-- begin --
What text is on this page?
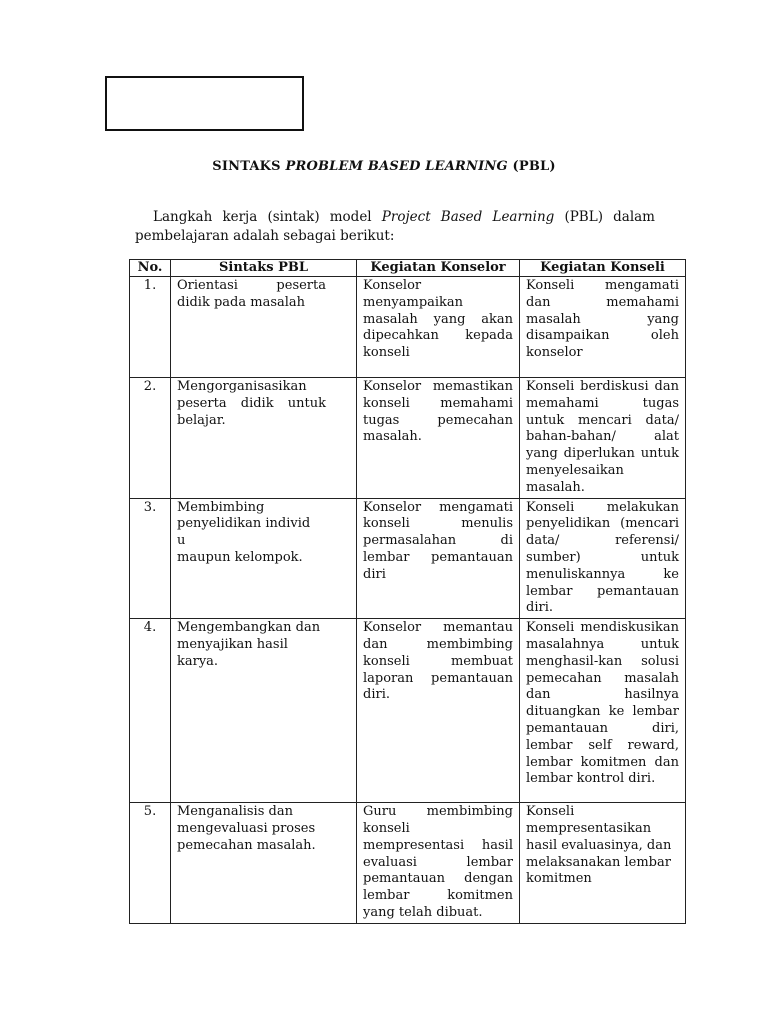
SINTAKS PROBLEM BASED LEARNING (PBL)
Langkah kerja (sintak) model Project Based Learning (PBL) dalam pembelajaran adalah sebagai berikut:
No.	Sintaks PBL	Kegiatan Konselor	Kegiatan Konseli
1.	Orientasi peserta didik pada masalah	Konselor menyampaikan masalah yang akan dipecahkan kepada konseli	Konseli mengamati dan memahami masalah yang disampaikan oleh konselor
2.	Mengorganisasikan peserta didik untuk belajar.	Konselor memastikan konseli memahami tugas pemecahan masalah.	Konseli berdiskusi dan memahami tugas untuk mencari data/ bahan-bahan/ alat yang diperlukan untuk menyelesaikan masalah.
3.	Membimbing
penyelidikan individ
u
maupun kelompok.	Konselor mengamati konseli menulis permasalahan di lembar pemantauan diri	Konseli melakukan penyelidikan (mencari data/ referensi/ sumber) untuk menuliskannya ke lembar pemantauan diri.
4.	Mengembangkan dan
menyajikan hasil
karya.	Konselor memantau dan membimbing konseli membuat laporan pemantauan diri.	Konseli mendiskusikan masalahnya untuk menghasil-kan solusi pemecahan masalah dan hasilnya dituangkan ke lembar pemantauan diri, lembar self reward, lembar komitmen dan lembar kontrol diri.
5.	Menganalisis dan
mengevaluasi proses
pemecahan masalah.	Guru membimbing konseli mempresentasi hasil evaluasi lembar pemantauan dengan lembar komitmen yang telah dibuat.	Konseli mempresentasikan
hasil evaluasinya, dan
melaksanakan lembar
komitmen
-- end --
§ **What you need to do**: Extract the full listing exactly, with the pictures left out.

§ **Exercise output**:
What text is on this page?
SINTAKS PROBLEM BASED LEARNING (PBL)
Langkah kerja (sintak) model Project Based Learning (PBL) dalam pembelajaran adalah sebagai berikut:
No.	Sintaks PBL	Kegiatan Konselor	Kegiatan Konseli
1.	Orientasi peserta didik pada masalah	Konselor menyampaikan masalah yang akan dipecahkan kepada konseli	Konseli mengamati dan memahami masalah yang disampaikan oleh konselor
2.	Mengorganisasikan peserta didik untuk belajar.	Konselor memastikan konseli memahami tugas pemecahan masalah.	Konseli berdiskusi dan memahami tugas untuk mencari data/ bahan-bahan/ alat yang diperlukan untuk menyelesaikan masalah.
3.	Membimbing
penyelidikan individ
u
maupun kelompok.	Konselor mengamati konseli menulis permasalahan di lembar pemantauan diri	Konseli melakukan penyelidikan (mencari data/ referensi/ sumber) untuk menuliskannya ke lembar pemantauan diri.
4.	Mengembangkan dan
menyajikan hasil
karya.	Konselor memantau dan membimbing konseli membuat laporan pemantauan diri.	Konseli mendiskusikan masalahnya untuk menghasil-kan solusi pemecahan masalah dan hasilnya dituangkan ke lembar pemantauan diri, lembar self reward, lembar komitmen dan lembar kontrol diri.
5.	Menganalisis dan
mengevaluasi proses
pemecahan masalah.	Guru membimbing konseli mempresentasi hasil evaluasi lembar pemantauan dengan lembar komitmen yang telah dibuat.	Konseli mempresentasikan
hasil evaluasinya, dan
melaksanakan lembar
komitmen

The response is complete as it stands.